** start Data records **
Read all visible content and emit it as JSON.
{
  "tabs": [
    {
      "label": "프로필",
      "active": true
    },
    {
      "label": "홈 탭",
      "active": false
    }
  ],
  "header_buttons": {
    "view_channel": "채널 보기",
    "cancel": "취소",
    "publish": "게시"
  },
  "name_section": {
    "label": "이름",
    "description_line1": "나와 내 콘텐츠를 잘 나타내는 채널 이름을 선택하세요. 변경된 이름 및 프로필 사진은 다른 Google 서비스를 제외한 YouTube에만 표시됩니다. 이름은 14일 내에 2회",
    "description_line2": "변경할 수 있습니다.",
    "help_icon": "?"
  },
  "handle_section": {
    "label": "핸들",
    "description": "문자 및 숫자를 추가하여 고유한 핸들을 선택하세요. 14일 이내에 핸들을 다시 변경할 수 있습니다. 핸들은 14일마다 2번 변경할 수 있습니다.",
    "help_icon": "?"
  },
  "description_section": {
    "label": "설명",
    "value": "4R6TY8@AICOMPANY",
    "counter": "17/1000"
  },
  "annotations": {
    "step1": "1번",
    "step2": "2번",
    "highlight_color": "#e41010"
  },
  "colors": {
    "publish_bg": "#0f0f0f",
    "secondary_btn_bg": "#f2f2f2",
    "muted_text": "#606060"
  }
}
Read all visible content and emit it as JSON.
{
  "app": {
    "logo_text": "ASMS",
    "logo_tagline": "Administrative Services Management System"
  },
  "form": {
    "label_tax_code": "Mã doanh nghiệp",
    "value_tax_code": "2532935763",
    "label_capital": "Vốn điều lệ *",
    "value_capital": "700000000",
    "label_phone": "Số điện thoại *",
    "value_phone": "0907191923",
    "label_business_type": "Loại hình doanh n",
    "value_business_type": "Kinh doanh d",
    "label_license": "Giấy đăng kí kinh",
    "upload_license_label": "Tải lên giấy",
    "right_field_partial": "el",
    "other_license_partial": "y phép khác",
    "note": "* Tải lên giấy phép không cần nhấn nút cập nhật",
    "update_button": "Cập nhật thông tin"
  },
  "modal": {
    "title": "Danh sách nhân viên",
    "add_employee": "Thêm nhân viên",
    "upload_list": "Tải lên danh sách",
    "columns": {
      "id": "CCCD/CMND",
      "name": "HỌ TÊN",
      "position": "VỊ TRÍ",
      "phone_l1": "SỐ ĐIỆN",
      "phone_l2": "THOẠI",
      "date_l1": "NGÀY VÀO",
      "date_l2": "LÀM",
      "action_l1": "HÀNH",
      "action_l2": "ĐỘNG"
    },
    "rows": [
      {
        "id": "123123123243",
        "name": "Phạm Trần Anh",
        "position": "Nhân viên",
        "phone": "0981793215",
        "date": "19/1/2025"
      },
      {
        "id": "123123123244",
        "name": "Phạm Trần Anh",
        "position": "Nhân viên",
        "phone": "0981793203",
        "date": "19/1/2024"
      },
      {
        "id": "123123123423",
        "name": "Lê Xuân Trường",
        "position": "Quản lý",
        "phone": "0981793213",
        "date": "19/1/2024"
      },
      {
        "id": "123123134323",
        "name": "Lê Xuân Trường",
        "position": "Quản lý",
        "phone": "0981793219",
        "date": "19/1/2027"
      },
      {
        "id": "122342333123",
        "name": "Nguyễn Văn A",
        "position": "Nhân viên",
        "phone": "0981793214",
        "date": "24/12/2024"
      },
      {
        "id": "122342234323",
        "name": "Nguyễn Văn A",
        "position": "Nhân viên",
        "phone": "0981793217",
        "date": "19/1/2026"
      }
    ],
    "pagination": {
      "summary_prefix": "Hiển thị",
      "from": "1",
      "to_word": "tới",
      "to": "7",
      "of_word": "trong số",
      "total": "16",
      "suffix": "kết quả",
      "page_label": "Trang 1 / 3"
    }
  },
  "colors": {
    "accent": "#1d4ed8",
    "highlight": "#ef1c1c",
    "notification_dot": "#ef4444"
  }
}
** end Data records **
§ What you need to do:
Write out all the data again, exactly as it appears.

§ Solution:
Read all visible content and emit it as JSON.
{
  "tabs": [
    {
      "label": "프로필",
      "active": true
    },
    {
      "label": "홈 탭",
      "active": false
    }
  ],
  "header_buttons": {
    "view_channel": "채널 보기",
    "cancel": "취소",
    "publish": "게시"
  },
  "name_section": {
    "label": "이름",
    "description_line1": "나와 내 콘텐츠를 잘 나타내는 채널 이름을 선택하세요. 변경된 이름 및 프로필 사진은 다른 Google 서비스를 제외한 YouTube에만 표시됩니다. 이름은 14일 내에 2회",
    "description_line2": "변경할 수 있습니다.",
    "help_icon": "?"
  },
  "handle_section": {
    "label": "핸들",
    "description": "문자 및 숫자를 추가하여 고유한 핸들을 선택하세요. 14일 이내에 핸들을 다시 변경할 수 있습니다. 핸들은 14일마다 2번 변경할 수 있습니다.",
    "help_icon": "?"
  },
  "description_section": {
    "label": "설명",
    "value": "4R6TY8@AICOMPANY",
    "counter": "17/1000"
  },
  "annotations": {
    "step1": "1번",
    "step2": "2번",
    "highlight_color": "#e41010"
  },
  "colors": {
    "publish_bg": "#0f0f0f",
    "secondary_btn_bg": "#f2f2f2",
    "muted_text": "#606060"
  }
}
Read all visible content and emit it as JSON.
{
  "app": {
    "logo_text": "ASMS",
    "logo_tagline": "Administrative Services Management System"
  },
  "form": {
    "label_tax_code": "Mã doanh nghiệp",
    "value_tax_code": "2532935763",
    "label_capital": "Vốn điều lệ *",
    "value_capital": "700000000",
    "label_phone": "Số điện thoại *",
    "value_phone": "0907191923",
    "label_business_type": "Loại hình doanh n",
    "value_business_type": "Kinh doanh d",
    "label_license": "Giấy đăng kí kinh",
    "upload_license_label": "Tải lên giấy",
    "right_field_partial": "el",
    "other_license_partial": "y phép khác",
    "note": "* Tải lên giấy phép không cần nhấn nút cập nhật",
    "update_button": "Cập nhật thông tin"
  },
  "modal": {
    "title": "Danh sách nhân viên",
    "add_employee": "Thêm nhân viên",
    "upload_list": "Tải lên danh sách",
    "columns": {
      "id": "CCCD/CMND",
      "name": "HỌ TÊN",
      "position": "VỊ TRÍ",
      "phone_l1": "SỐ ĐIỆN",
      "phone_l2": "THOẠI",
      "date_l1": "NGÀY VÀO",
      "date_l2": "LÀM",
      "action_l1": "HÀNH",
      "action_l2": "ĐỘNG"
    },
    "rows": [
      {
        "id": "123123123243",
        "name": "Phạm Trần Anh",
        "position": "Nhân viên",
        "phone": "0981793215",
        "date": "19/1/2025"
      },
      {
        "id": "123123123244",
        "name": "Phạm Trần Anh",
        "position": "Nhân viên",
        "phone": "0981793203",
        "date": "19/1/2024"
      },
      {
        "id": "123123123423",
        "name": "Lê Xuân Trường",
        "position": "Quản lý",
        "phone": "0981793213",
        "date": "19/1/2024"
      },
      {
        "id": "123123134323",
        "name": "Lê Xuân Trường",
        "position": "Quản lý",
        "phone": "0981793219",
        "date": "19/1/2027"
      },
      {
        "id": "122342333123",
        "name": "Nguyễn Văn A",
        "position": "Nhân viên",
        "phone": "0981793214",
        "date": "24/12/2024"
      },
      {
        "id": "122342234323",
        "name": "Nguyễn Văn A",
        "position": "Nhân viên",
        "phone": "0981793217",
        "date": "19/1/2026"
      }
    ],
    "pagination": {
      "summary_prefix": "Hiển thị",
      "from": "1",
      "to_word": "tới",
      "to": "7",
      "of_word": "trong số",
      "total": "16",
      "suffix": "kết quả",
      "page_label": "Trang 1 / 3"
    }
  },
  "colors": {
    "accent": "#1d4ed8",
    "highlight": "#ef1c1c",
    "notification_dot": "#ef4444"
  }
}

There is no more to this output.